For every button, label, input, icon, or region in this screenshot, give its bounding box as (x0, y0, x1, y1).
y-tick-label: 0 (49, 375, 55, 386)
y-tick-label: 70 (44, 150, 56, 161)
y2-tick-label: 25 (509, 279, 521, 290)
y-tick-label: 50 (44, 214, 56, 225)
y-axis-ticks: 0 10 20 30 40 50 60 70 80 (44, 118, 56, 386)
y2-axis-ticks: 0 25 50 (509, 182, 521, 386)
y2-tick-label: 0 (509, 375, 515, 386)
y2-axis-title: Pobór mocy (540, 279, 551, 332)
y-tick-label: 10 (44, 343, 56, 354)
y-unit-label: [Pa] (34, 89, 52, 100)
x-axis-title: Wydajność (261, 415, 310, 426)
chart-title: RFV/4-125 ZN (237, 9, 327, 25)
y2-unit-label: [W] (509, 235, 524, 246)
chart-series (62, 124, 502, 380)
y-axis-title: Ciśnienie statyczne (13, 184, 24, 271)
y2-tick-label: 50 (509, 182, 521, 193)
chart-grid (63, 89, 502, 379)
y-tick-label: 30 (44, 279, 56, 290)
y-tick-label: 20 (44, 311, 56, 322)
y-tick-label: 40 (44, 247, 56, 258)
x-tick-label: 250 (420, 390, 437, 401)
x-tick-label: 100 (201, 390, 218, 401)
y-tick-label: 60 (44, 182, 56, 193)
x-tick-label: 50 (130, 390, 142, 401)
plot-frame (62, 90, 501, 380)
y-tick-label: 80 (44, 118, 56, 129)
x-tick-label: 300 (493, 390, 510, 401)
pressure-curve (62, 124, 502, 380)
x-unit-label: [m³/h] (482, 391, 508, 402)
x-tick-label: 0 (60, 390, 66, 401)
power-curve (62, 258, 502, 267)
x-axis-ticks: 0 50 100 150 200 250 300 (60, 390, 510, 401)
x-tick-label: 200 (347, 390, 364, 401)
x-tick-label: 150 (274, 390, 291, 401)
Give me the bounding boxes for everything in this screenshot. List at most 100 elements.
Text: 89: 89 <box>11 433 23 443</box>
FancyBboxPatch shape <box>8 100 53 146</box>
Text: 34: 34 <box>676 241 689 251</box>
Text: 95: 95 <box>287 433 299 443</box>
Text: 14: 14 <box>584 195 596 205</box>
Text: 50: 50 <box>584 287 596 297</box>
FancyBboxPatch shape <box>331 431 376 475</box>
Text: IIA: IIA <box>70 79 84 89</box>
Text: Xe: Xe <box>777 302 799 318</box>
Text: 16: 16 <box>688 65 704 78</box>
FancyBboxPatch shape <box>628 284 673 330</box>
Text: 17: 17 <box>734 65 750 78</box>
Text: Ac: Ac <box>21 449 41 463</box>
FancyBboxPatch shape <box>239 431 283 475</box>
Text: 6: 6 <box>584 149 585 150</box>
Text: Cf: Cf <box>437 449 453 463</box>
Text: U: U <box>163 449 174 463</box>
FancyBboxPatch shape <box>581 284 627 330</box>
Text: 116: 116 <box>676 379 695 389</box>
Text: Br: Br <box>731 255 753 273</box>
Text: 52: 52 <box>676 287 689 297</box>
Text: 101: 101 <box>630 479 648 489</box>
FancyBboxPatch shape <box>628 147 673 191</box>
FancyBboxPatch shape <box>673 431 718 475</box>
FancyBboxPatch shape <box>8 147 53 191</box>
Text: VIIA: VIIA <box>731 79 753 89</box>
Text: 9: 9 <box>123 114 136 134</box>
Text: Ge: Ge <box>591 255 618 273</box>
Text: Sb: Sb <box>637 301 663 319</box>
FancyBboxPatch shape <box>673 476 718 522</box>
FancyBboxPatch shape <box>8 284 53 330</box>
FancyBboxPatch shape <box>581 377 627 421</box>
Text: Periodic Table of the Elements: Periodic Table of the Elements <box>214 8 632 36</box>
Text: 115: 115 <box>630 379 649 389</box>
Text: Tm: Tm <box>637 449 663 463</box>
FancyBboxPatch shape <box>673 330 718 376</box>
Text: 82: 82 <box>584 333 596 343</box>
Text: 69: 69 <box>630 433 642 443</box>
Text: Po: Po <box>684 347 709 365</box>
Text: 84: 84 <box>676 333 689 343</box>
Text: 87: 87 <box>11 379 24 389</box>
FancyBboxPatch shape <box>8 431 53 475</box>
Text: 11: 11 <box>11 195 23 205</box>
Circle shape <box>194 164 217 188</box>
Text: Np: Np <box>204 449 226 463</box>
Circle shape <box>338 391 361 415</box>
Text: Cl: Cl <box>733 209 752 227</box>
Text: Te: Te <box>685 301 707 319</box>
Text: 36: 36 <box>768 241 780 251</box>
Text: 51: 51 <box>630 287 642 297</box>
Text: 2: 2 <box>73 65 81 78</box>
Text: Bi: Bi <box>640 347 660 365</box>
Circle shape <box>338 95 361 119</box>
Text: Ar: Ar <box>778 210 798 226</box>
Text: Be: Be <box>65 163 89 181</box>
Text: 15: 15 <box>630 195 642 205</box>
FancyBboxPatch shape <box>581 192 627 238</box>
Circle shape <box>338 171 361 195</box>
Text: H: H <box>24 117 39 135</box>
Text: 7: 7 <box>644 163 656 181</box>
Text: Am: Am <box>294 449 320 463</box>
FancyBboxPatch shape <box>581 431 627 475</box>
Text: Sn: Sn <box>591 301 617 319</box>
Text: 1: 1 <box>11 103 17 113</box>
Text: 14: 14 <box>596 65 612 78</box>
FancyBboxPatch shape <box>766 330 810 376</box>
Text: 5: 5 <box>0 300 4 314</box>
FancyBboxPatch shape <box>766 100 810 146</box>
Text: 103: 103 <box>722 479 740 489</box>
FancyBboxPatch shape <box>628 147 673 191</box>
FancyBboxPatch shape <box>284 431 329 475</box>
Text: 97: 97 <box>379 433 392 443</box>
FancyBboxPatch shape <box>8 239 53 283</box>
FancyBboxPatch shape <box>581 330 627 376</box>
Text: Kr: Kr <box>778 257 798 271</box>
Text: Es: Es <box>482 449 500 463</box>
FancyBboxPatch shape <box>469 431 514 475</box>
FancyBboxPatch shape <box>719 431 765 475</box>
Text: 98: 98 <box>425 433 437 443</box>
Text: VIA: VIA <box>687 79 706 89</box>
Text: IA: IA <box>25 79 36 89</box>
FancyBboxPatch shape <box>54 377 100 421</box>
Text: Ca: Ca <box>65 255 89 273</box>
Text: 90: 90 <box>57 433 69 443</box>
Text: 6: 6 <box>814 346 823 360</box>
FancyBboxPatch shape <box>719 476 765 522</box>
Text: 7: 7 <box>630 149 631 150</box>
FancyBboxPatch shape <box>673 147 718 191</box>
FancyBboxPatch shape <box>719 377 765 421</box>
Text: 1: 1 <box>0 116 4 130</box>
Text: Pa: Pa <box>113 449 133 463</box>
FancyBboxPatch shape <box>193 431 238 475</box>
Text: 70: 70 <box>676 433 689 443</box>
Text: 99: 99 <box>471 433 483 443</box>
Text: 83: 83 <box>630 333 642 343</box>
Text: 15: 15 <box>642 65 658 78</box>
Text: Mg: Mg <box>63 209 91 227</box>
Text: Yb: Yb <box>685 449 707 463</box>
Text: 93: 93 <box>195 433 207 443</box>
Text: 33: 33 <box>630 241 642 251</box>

What needs to be done
Reproduce every line of the entries above, character for character and in the same order.

Reply to the task
For every button, label, input, icon, or region in this screenshot, give its bounding box as (x0, y0, x1, y1).
y-tick-label: 0 (49, 375, 55, 386)
y-tick-label: 70 (44, 150, 56, 161)
y2-tick-label: 25 (509, 279, 521, 290)
y-tick-label: 50 (44, 214, 56, 225)
y-axis-ticks: 0 10 20 30 40 50 60 70 80 (44, 118, 56, 386)
y2-axis-ticks: 0 25 50 (509, 182, 521, 386)
y2-tick-label: 0 (509, 375, 515, 386)
y2-axis-title: Pobór mocy (540, 279, 551, 332)
y-tick-label: 10 (44, 343, 56, 354)
y-unit-label: [Pa] (34, 89, 52, 100)
x-axis-title: Wydajność (261, 415, 310, 426)
chart-title: RFV/4-125 ZN (237, 9, 327, 25)
y2-unit-label: [W] (509, 235, 524, 246)
chart-series (62, 124, 502, 380)
y-axis-title: Ciśnienie statyczne (13, 184, 24, 271)
y2-tick-label: 50 (509, 182, 521, 193)
chart-grid (63, 89, 502, 379)
y-tick-label: 30 (44, 279, 56, 290)
y-tick-label: 20 (44, 311, 56, 322)
y-tick-label: 40 (44, 247, 56, 258)
x-tick-label: 250 (420, 390, 437, 401)
x-tick-label: 100 (201, 390, 218, 401)
y-tick-label: 60 (44, 182, 56, 193)
x-tick-label: 50 (130, 390, 142, 401)
plot-frame (62, 90, 501, 380)
y-tick-label: 80 (44, 118, 56, 129)
x-tick-label: 300 (493, 390, 510, 401)
pressure-curve (62, 124, 502, 380)
x-unit-label: [m³/h] (482, 391, 508, 402)
x-tick-label: 0 (60, 390, 66, 401)
power-curve (62, 258, 502, 267)
x-axis-ticks: 0 50 100 150 200 250 300 (60, 390, 510, 401)
x-tick-label: 200 (347, 390, 364, 401)
x-tick-label: 150 (274, 390, 291, 401)
Give me the bounding boxes for everything in this screenshot. List at most 100 elements.
Text: 89: 89 <box>11 433 23 443</box>
FancyBboxPatch shape <box>8 100 53 146</box>
Text: 34: 34 <box>676 241 689 251</box>
Text: 95: 95 <box>287 433 299 443</box>
Text: 14: 14 <box>584 195 596 205</box>
Text: 50: 50 <box>584 287 596 297</box>
FancyBboxPatch shape <box>331 431 376 475</box>
Text: IIA: IIA <box>70 79 84 89</box>
Text: Xe: Xe <box>777 302 799 318</box>
Text: 16: 16 <box>688 65 704 78</box>
FancyBboxPatch shape <box>628 284 673 330</box>
Text: 17: 17 <box>734 65 750 78</box>
Text: Ac: Ac <box>21 449 41 463</box>
FancyBboxPatch shape <box>239 431 283 475</box>
Text: 6: 6 <box>584 149 585 150</box>
Text: Cf: Cf <box>437 449 453 463</box>
Text: U: U <box>163 449 174 463</box>
FancyBboxPatch shape <box>581 284 627 330</box>
Text: 116: 116 <box>676 379 695 389</box>
Text: Br: Br <box>731 255 753 273</box>
Text: 52: 52 <box>676 287 689 297</box>
Text: 101: 101 <box>630 479 648 489</box>
FancyBboxPatch shape <box>628 147 673 191</box>
FancyBboxPatch shape <box>673 431 718 475</box>
FancyBboxPatch shape <box>8 147 53 191</box>
Text: VIIA: VIIA <box>731 79 753 89</box>
Text: 9: 9 <box>123 114 136 134</box>
Text: Ge: Ge <box>591 255 618 273</box>
Text: Sb: Sb <box>637 301 663 319</box>
FancyBboxPatch shape <box>673 476 718 522</box>
FancyBboxPatch shape <box>8 284 53 330</box>
FancyBboxPatch shape <box>581 377 627 421</box>
Text: Periodic Table of the Elements: Periodic Table of the Elements <box>214 8 632 36</box>
Text: 115: 115 <box>630 379 649 389</box>
Text: Tm: Tm <box>637 449 663 463</box>
FancyBboxPatch shape <box>673 330 718 376</box>
Text: 82: 82 <box>584 333 596 343</box>
Text: 69: 69 <box>630 433 642 443</box>
Text: Po: Po <box>684 347 709 365</box>
Text: 84: 84 <box>676 333 689 343</box>
Text: 87: 87 <box>11 379 24 389</box>
FancyBboxPatch shape <box>8 431 53 475</box>
Text: 11: 11 <box>11 195 23 205</box>
Circle shape <box>194 164 217 188</box>
Text: Np: Np <box>204 449 226 463</box>
Circle shape <box>338 391 361 415</box>
Text: Cl: Cl <box>733 209 752 227</box>
Text: Te: Te <box>685 301 707 319</box>
Text: 36: 36 <box>768 241 780 251</box>
Text: 51: 51 <box>630 287 642 297</box>
Text: 2: 2 <box>73 65 81 78</box>
Text: Bi: Bi <box>640 347 660 365</box>
Circle shape <box>338 95 361 119</box>
Text: Ar: Ar <box>778 210 798 226</box>
Text: Be: Be <box>65 163 89 181</box>
Text: 15: 15 <box>630 195 642 205</box>
FancyBboxPatch shape <box>581 192 627 238</box>
Circle shape <box>338 171 361 195</box>
Text: H: H <box>24 117 39 135</box>
Text: 7: 7 <box>644 163 656 181</box>
Text: Am: Am <box>294 449 320 463</box>
FancyBboxPatch shape <box>581 431 627 475</box>
Text: Sn: Sn <box>591 301 617 319</box>
Text: 1: 1 <box>11 103 17 113</box>
Text: 14: 14 <box>596 65 612 78</box>
FancyBboxPatch shape <box>766 330 810 376</box>
Text: 5: 5 <box>0 300 4 314</box>
FancyBboxPatch shape <box>766 100 810 146</box>
Text: 103: 103 <box>722 479 740 489</box>
FancyBboxPatch shape <box>628 147 673 191</box>
FancyBboxPatch shape <box>284 431 329 475</box>
Text: 97: 97 <box>379 433 392 443</box>
FancyBboxPatch shape <box>8 239 53 283</box>
FancyBboxPatch shape <box>581 330 627 376</box>
Text: Kr: Kr <box>778 257 798 271</box>
Text: Es: Es <box>482 449 500 463</box>
FancyBboxPatch shape <box>469 431 514 475</box>
FancyBboxPatch shape <box>719 431 765 475</box>
Text: 98: 98 <box>425 433 437 443</box>
Text: VIA: VIA <box>687 79 706 89</box>
Text: IA: IA <box>25 79 36 89</box>
FancyBboxPatch shape <box>54 377 100 421</box>
Text: Ca: Ca <box>65 255 89 273</box>
Text: 90: 90 <box>57 433 69 443</box>
Text: 6: 6 <box>814 346 823 360</box>
FancyBboxPatch shape <box>719 476 765 522</box>
Text: 7: 7 <box>630 149 631 150</box>
FancyBboxPatch shape <box>673 147 718 191</box>
FancyBboxPatch shape <box>719 377 765 421</box>
Text: 1: 1 <box>0 116 4 130</box>
Text: Pa: Pa <box>113 449 133 463</box>
FancyBboxPatch shape <box>193 431 238 475</box>
Text: 70: 70 <box>676 433 689 443</box>
Text: 99: 99 <box>471 433 483 443</box>
Text: 83: 83 <box>630 333 642 343</box>
Text: 15: 15 <box>642 65 658 78</box>
Text: Mg: Mg <box>63 209 91 227</box>
Text: Yb: Yb <box>685 449 707 463</box>
Text: 93: 93 <box>195 433 207 443</box>
Text: 33: 33 <box>630 241 642 251</box>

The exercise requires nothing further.